>> start Extracted records

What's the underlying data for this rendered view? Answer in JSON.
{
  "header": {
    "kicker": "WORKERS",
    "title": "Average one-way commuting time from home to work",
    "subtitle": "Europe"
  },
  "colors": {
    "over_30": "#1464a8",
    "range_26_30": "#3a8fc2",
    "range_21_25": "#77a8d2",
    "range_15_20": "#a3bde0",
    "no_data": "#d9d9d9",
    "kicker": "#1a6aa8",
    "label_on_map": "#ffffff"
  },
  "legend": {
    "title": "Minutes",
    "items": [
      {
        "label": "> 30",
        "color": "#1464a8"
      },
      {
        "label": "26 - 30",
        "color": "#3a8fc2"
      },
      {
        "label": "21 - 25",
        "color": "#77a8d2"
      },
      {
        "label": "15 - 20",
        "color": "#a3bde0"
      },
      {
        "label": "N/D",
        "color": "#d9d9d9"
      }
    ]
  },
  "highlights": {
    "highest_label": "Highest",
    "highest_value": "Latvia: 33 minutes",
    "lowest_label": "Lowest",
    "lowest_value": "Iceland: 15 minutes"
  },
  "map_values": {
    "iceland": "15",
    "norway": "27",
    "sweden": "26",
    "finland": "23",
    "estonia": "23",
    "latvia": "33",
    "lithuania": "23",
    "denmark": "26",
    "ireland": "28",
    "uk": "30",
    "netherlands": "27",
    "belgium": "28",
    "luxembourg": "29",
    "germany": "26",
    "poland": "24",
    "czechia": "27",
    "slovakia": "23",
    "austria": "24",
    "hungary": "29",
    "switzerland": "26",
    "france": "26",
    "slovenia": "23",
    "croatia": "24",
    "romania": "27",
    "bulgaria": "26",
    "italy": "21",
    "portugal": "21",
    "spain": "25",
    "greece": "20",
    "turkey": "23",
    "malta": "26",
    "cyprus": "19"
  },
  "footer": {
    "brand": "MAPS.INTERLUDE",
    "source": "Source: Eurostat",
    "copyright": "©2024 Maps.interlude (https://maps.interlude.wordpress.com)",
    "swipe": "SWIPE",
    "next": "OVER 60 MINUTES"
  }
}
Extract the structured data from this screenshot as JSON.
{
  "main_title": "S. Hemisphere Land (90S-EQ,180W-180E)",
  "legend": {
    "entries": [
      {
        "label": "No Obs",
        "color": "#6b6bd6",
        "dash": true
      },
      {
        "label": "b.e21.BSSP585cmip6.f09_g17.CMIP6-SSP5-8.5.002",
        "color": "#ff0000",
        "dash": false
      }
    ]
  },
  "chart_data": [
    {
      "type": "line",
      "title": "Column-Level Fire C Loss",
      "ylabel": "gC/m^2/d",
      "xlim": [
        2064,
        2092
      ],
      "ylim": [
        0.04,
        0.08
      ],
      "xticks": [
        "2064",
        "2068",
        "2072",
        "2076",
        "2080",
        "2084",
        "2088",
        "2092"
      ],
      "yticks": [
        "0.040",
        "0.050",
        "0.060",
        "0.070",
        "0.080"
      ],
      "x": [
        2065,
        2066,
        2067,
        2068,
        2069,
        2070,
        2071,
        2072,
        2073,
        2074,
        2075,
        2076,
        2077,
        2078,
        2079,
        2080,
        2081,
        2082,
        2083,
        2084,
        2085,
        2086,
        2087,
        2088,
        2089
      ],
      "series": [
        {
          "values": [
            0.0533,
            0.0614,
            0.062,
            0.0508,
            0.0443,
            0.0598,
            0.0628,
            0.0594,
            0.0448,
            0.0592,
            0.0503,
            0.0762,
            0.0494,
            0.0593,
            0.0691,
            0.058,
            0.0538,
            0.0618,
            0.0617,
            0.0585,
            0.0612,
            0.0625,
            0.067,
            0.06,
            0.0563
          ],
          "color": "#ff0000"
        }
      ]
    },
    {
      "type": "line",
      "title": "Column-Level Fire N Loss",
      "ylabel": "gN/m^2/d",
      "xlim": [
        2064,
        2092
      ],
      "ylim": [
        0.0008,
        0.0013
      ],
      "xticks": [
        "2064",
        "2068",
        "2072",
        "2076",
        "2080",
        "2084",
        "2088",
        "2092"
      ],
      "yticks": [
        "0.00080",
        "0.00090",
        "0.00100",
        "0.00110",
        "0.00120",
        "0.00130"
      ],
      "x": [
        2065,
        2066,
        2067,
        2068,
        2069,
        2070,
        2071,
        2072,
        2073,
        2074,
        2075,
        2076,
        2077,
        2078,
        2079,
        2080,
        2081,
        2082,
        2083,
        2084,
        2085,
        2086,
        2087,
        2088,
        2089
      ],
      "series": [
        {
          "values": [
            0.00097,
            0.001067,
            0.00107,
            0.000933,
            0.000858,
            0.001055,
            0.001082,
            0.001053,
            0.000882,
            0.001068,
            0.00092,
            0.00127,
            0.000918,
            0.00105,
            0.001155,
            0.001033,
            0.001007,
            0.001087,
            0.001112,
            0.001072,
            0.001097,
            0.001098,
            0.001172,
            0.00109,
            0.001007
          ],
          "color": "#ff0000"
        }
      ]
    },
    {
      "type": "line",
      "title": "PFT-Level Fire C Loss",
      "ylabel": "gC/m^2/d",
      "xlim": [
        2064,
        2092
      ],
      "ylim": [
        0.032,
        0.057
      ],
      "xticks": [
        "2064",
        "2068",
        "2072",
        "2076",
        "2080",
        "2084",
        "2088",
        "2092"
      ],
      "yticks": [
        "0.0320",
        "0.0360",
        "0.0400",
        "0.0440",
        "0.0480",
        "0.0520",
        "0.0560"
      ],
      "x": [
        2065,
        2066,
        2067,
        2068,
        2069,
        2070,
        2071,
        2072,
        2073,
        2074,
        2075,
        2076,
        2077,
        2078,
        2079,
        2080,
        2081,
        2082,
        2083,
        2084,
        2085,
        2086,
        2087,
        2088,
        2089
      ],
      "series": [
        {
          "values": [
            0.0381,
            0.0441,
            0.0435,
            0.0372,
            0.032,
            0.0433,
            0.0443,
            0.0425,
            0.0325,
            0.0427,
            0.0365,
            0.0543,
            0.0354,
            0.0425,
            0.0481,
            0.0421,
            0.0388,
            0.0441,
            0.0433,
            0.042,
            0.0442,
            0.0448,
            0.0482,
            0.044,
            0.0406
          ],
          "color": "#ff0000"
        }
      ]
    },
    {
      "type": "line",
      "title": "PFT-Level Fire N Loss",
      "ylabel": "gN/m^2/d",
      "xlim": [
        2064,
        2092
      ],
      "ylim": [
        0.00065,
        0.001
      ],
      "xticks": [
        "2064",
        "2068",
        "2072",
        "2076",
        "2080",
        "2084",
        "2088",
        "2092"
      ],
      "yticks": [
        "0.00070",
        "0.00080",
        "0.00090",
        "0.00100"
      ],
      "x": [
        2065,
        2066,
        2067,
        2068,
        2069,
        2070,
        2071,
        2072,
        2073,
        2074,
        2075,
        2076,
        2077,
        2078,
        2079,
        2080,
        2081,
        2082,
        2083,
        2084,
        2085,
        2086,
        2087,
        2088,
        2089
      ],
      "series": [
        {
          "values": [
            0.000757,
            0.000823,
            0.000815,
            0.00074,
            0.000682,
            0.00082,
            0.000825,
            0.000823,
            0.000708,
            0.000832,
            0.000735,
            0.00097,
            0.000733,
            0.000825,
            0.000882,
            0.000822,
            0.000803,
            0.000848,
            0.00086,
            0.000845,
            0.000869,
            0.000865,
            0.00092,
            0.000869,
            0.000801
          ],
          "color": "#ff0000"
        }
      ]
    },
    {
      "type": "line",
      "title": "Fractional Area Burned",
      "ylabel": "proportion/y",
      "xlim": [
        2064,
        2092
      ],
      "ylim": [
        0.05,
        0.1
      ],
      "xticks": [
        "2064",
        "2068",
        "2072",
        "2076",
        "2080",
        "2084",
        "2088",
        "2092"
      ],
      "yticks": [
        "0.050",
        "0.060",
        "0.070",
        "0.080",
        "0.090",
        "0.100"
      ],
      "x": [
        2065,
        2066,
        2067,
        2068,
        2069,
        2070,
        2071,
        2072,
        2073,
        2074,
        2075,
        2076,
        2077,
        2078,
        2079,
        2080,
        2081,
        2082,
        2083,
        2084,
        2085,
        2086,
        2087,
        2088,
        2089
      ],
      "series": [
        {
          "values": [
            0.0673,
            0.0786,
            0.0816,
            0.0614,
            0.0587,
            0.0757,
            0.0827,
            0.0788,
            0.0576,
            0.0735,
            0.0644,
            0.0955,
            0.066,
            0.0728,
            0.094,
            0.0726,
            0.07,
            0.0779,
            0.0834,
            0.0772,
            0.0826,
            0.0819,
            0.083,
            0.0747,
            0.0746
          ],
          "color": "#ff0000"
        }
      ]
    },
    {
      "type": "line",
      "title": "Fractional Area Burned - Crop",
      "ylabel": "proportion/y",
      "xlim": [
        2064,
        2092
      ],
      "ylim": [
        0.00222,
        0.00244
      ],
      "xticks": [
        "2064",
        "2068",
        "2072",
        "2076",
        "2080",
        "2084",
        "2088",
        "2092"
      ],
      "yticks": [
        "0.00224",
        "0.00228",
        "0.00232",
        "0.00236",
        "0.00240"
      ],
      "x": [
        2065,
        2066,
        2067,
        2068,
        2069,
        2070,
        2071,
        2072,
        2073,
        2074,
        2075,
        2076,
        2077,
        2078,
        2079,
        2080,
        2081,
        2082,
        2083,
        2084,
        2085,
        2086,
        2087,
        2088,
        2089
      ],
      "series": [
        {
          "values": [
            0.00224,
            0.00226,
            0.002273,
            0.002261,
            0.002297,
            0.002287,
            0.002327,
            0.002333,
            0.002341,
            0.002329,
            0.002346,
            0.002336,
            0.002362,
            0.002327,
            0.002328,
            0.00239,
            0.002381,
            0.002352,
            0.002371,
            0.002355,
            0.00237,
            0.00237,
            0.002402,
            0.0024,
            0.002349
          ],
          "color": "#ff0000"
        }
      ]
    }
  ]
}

>> end Extracted records

Do this
In the entries above, count each line holding "Burned" and report the total and nothing more.

Result of the exercise
2